* The problem *
Every record here must be set down once more, precisely as it reads.

* Dataset entries *
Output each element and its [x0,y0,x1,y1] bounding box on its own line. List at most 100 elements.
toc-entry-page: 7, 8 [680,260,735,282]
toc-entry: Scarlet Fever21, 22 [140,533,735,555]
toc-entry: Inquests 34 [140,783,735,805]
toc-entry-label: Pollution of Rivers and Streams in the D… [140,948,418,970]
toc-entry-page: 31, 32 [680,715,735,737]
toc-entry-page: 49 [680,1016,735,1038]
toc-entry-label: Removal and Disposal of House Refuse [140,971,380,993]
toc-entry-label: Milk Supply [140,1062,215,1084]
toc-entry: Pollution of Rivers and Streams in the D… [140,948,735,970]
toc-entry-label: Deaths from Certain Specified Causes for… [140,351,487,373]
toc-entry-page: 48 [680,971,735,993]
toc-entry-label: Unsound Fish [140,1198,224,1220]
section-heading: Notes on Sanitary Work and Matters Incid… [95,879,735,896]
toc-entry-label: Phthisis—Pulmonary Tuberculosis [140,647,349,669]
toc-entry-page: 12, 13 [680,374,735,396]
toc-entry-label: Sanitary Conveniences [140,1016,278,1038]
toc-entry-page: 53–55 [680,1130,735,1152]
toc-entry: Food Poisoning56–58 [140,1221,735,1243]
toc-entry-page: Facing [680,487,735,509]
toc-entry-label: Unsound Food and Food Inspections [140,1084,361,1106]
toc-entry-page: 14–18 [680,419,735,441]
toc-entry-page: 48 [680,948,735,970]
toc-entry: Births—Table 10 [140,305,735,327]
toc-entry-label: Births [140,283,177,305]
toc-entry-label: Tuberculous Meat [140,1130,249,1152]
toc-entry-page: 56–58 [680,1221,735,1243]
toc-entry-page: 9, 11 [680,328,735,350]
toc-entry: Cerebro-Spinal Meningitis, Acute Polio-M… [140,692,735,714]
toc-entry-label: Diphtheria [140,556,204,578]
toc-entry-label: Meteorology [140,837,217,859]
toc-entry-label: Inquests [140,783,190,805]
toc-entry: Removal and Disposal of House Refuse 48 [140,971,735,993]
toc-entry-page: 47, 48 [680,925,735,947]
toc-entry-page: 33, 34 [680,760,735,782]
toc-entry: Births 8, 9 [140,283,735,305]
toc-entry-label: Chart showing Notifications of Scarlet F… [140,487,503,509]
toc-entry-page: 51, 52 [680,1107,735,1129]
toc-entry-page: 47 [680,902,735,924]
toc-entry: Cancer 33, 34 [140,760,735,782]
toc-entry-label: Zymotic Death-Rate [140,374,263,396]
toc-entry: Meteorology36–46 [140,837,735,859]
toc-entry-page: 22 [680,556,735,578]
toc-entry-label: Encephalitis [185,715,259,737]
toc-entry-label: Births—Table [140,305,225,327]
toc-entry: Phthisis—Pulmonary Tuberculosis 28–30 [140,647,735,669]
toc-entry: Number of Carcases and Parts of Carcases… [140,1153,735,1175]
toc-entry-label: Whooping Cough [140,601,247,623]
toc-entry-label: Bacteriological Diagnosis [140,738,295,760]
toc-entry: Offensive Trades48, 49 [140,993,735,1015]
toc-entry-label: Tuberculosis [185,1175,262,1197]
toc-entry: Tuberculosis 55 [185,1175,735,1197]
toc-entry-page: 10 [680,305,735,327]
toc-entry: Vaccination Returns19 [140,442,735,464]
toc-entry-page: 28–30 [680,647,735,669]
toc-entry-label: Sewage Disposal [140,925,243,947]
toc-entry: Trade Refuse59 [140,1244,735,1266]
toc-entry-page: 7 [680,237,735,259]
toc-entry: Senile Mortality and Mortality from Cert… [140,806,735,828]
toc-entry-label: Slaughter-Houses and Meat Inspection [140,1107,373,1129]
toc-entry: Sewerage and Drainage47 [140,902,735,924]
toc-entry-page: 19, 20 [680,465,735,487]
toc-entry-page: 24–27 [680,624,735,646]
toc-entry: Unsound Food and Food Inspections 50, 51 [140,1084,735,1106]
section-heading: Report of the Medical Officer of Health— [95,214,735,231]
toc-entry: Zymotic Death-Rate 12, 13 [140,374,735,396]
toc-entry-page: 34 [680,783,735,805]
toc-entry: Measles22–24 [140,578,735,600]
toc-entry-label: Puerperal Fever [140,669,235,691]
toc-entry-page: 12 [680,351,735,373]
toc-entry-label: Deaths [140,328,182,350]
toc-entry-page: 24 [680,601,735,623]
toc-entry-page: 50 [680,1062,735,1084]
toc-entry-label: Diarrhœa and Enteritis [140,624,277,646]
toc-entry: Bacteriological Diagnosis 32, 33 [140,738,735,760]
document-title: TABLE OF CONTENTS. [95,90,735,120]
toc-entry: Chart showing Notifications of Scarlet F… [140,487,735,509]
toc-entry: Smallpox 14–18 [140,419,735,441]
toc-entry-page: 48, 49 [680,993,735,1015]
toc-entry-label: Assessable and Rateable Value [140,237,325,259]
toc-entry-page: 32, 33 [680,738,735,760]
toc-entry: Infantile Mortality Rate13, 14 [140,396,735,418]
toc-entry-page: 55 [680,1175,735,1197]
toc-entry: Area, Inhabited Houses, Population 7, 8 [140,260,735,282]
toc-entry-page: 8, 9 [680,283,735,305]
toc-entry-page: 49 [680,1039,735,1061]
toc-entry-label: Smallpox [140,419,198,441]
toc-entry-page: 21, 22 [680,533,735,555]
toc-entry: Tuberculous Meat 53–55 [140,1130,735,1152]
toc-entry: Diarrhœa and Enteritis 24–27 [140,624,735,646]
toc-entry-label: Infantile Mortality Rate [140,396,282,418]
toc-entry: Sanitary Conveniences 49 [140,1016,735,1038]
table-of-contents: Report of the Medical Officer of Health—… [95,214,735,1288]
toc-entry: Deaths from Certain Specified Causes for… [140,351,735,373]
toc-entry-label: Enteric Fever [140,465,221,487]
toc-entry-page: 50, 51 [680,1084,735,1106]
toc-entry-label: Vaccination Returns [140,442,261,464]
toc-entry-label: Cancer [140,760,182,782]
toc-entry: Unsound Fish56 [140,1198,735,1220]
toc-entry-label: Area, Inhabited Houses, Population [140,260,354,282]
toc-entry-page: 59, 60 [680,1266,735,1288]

* Your solution *
Output each element and its [x0,y0,x1,y1] bounding box on its own line. List at most 100 elements.
toc-entry-page: 7, 8 [680,260,735,282]
toc-entry: Scarlet Fever21, 22 [140,533,735,555]
toc-entry: Inquests 34 [140,783,735,805]
toc-entry-label: Pollution of Rivers and Streams in the D… [140,948,418,970]
toc-entry-page: 31, 32 [680,715,735,737]
toc-entry-page: 49 [680,1016,735,1038]
toc-entry-label: Removal and Disposal of House Refuse [140,971,380,993]
toc-entry-label: Milk Supply [140,1062,215,1084]
toc-entry: Pollution of Rivers and Streams in the D… [140,948,735,970]
toc-entry-label: Deaths from Certain Specified Causes for… [140,351,487,373]
toc-entry-page: 48 [680,971,735,993]
toc-entry-label: Unsound Fish [140,1198,224,1220]
section-heading: Notes on Sanitary Work and Matters Incid… [95,879,735,896]
toc-entry-label: Phthisis—Pulmonary Tuberculosis [140,647,349,669]
toc-entry-page: 12, 13 [680,374,735,396]
toc-entry-label: Sanitary Conveniences [140,1016,278,1038]
toc-entry-page: 53–55 [680,1130,735,1152]
toc-entry: Food Poisoning56–58 [140,1221,735,1243]
toc-entry-page: Facing [680,487,735,509]
toc-entry-label: Unsound Food and Food Inspections [140,1084,361,1106]
toc-entry-page: 14–18 [680,419,735,441]
toc-entry-page: 48 [680,948,735,970]
toc-entry: Births—Table 10 [140,305,735,327]
toc-entry-label: Births [140,283,177,305]
toc-entry-label: Tuberculous Meat [140,1130,249,1152]
toc-entry-page: 56–58 [680,1221,735,1243]
toc-entry-page: 9, 11 [680,328,735,350]
toc-entry: Cerebro-Spinal Meningitis, Acute Polio-M… [140,692,735,714]
toc-entry-label: Diphtheria [140,556,204,578]
toc-entry-label: Meteorology [140,837,217,859]
toc-entry-label: Inquests [140,783,190,805]
toc-entry: Removal and Disposal of House Refuse 48 [140,971,735,993]
toc-entry-page: 47, 48 [680,925,735,947]
toc-entry-page: 33, 34 [680,760,735,782]
toc-entry: Births 8, 9 [140,283,735,305]
toc-entry-label: Chart showing Notifications of Scarlet F… [140,487,503,509]
toc-entry-page: 51, 52 [680,1107,735,1129]
toc-entry-page: 47 [680,902,735,924]
toc-entry: Cancer 33, 34 [140,760,735,782]
toc-entry-label: Zymotic Death-Rate [140,374,263,396]
toc-entry: Meteorology36–46 [140,837,735,859]
toc-entry-page: 22 [680,556,735,578]
toc-entry-label: Encephalitis [185,715,259,737]
toc-entry-label: Births—Table [140,305,225,327]
toc-entry: Phthisis—Pulmonary Tuberculosis 28–30 [140,647,735,669]
toc-entry: Number of Carcases and Parts of Carcases… [140,1153,735,1175]
toc-entry-label: Whooping Cough [140,601,247,623]
toc-entry-label: Bacteriological Diagnosis [140,738,295,760]
toc-entry: Offensive Trades48, 49 [140,993,735,1015]
toc-entry-label: Tuberculosis [185,1175,262,1197]
toc-entry: Tuberculosis 55 [185,1175,735,1197]
toc-entry-page: 10 [680,305,735,327]
toc-entry: Vaccination Returns19 [140,442,735,464]
toc-entry-page: 28–30 [680,647,735,669]
toc-entry-label: Sewage Disposal [140,925,243,947]
toc-entry: Trade Refuse59 [140,1244,735,1266]
toc-entry-page: 7 [680,237,735,259]
toc-entry: Senile Mortality and Mortality from Cert… [140,806,735,828]
toc-entry-label: Slaughter-Houses and Meat Inspection [140,1107,373,1129]
toc-entry: Sewerage and Drainage47 [140,902,735,924]
toc-entry-page: 19, 20 [680,465,735,487]
toc-entry-page: 24–27 [680,624,735,646]
toc-entry: Unsound Food and Food Inspections 50, 51 [140,1084,735,1106]
section-heading: Report of the Medical Officer of Health— [95,214,735,231]
toc-entry: Zymotic Death-Rate 12, 13 [140,374,735,396]
toc-entry-page: 34 [680,783,735,805]
toc-entry: Measles22–24 [140,578,735,600]
toc-entry-label: Puerperal Fever [140,669,235,691]
toc-entry-page: 12 [680,351,735,373]
toc-entry-label: Deaths [140,328,182,350]
toc-entry-page: 24 [680,601,735,623]
toc-entry-page: 50 [680,1062,735,1084]
toc-entry-label: Diarrhœa and Enteritis [140,624,277,646]
toc-entry: Bacteriological Diagnosis 32, 33 [140,738,735,760]
document-title: TABLE OF CONTENTS. [95,90,735,120]
toc-entry: Chart showing Notifications of Scarlet F… [140,487,735,509]
toc-entry: Smallpox 14–18 [140,419,735,441]
toc-entry-page: 48, 49 [680,993,735,1015]
toc-entry-label: Assessable and Rateable Value [140,237,325,259]
toc-entry-page: 32, 33 [680,738,735,760]
toc-entry: Infantile Mortality Rate13, 14 [140,396,735,418]
toc-entry-page: 55 [680,1175,735,1197]
toc-entry: Area, Inhabited Houses, Population 7, 8 [140,260,735,282]
toc-entry-page: 8, 9 [680,283,735,305]
toc-entry-page: 49 [680,1039,735,1061]
toc-entry-label: Smallpox [140,419,198,441]
toc-entry-page: 21, 22 [680,533,735,555]
toc-entry: Tuberculous Meat 53–55 [140,1130,735,1152]
toc-entry: Diarrhœa and Enteritis 24–27 [140,624,735,646]
toc-entry-label: Infantile Mortality Rate [140,396,282,418]
toc-entry: Sanitary Conveniences 49 [140,1016,735,1038]
table-of-contents: Report of the Medical Officer of Health—… [95,214,735,1288]
toc-entry: Deaths from Certain Specified Causes for… [140,351,735,373]
toc-entry-label: Enteric Fever [140,465,221,487]
toc-entry-page: 50, 51 [680,1084,735,1106]
toc-entry-label: Vaccination Returns [140,442,261,464]
toc-entry-label: Cancer [140,760,182,782]
toc-entry: Unsound Fish56 [140,1198,735,1220]
toc-entry-label: Area, Inhabited Houses, Population [140,260,354,282]
toc-entry-page: 59, 60 [680,1266,735,1288]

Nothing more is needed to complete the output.